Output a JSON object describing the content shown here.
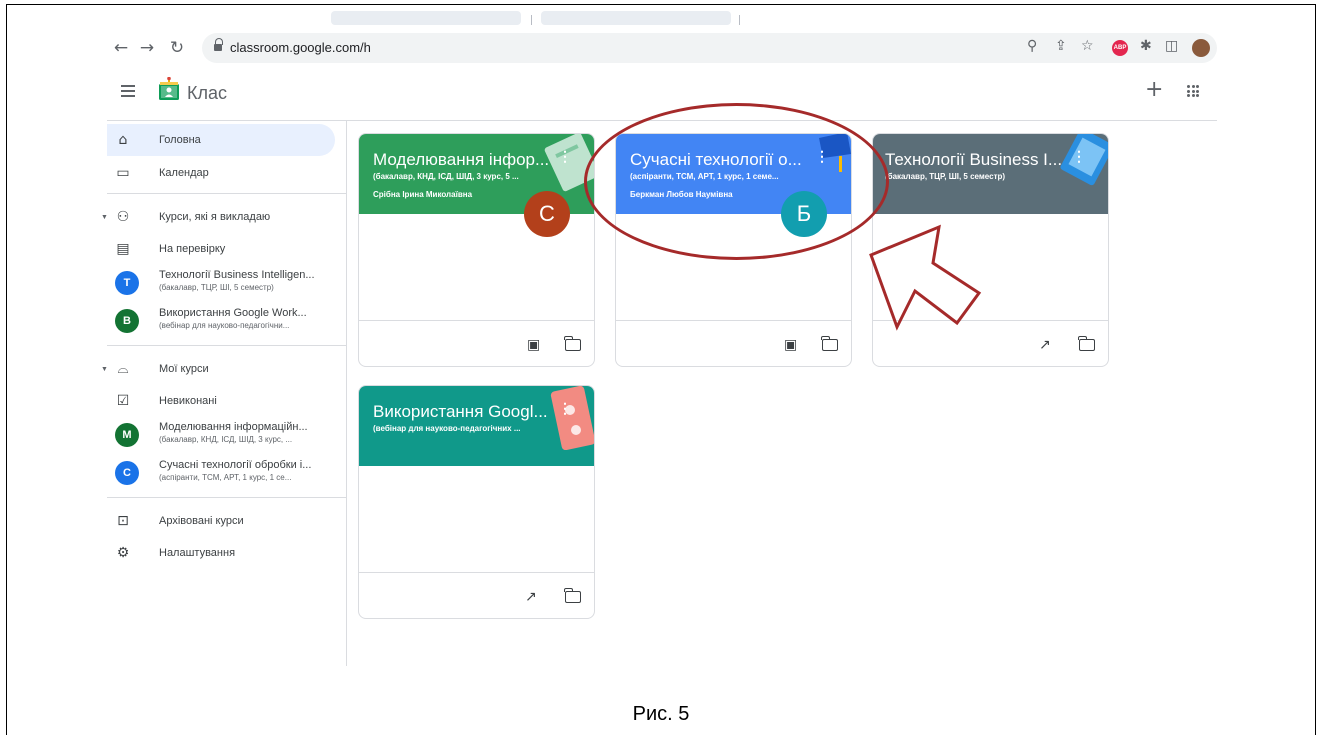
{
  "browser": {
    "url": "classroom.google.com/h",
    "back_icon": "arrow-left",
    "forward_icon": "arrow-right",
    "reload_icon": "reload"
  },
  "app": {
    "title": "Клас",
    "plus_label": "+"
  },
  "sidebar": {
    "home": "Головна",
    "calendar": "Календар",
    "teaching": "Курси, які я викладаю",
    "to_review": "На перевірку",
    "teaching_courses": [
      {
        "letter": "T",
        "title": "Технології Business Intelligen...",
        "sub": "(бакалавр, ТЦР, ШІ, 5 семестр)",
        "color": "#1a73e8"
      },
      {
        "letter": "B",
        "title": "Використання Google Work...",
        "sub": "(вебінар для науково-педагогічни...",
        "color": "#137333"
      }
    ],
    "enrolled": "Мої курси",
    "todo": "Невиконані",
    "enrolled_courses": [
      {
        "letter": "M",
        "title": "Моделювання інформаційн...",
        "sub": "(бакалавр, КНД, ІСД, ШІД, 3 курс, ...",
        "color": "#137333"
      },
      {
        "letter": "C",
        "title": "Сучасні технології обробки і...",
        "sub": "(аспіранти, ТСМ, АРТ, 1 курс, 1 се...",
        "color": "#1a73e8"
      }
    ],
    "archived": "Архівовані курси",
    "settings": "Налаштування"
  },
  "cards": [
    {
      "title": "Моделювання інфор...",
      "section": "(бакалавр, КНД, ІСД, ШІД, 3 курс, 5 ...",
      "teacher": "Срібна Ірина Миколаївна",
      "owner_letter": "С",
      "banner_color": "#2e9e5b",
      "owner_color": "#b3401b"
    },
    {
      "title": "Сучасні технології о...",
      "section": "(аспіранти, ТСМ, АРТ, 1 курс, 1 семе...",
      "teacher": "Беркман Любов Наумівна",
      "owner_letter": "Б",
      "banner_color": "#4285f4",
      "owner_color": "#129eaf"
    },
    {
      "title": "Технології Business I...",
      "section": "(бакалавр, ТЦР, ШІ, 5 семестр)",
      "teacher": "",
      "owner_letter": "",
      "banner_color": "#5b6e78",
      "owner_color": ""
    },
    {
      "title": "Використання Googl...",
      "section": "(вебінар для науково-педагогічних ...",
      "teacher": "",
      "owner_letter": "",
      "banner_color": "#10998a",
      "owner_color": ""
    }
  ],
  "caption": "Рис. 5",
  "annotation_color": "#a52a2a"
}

---

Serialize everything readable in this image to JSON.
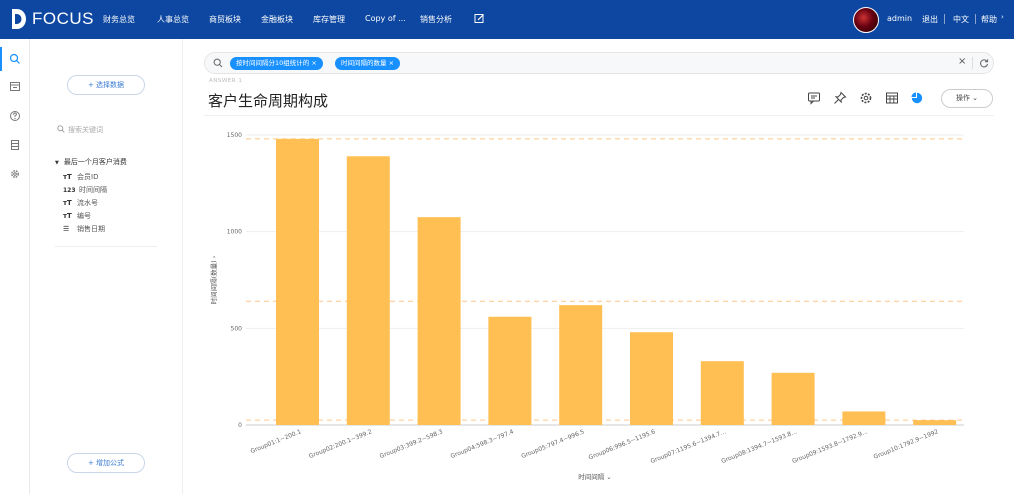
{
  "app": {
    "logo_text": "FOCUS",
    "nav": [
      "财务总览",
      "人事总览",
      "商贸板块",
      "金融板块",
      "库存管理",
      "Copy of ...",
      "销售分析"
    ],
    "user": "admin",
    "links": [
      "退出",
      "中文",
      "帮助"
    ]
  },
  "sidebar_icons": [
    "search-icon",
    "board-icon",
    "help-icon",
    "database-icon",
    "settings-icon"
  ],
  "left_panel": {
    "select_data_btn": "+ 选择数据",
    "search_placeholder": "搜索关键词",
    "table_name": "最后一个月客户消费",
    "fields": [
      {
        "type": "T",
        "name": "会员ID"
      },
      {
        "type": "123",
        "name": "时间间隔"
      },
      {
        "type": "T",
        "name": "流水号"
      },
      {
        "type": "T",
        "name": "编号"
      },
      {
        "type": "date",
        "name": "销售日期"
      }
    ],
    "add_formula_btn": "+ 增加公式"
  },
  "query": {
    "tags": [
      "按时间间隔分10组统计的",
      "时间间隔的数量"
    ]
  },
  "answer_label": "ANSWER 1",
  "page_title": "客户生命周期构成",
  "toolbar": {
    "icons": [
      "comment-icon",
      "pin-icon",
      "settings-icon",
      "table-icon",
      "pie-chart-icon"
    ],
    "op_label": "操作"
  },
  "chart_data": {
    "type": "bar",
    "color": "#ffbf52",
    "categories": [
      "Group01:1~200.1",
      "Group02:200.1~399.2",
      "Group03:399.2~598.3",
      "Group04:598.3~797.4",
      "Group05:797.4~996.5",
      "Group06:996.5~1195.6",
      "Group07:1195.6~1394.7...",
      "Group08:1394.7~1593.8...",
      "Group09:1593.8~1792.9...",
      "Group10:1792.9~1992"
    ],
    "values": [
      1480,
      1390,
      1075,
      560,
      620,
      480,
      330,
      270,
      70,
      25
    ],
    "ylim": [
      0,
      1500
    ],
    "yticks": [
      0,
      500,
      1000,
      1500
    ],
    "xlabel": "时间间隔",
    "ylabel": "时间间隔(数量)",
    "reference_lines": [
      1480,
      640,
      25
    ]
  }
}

WHAT YOU HAVE TO DO ::
Scan the material and collect every line that contains "Використання".

OUTPUT OF THE TASK ::
        "title": "Використання Google Work...",
      "title": "Використання Googl...",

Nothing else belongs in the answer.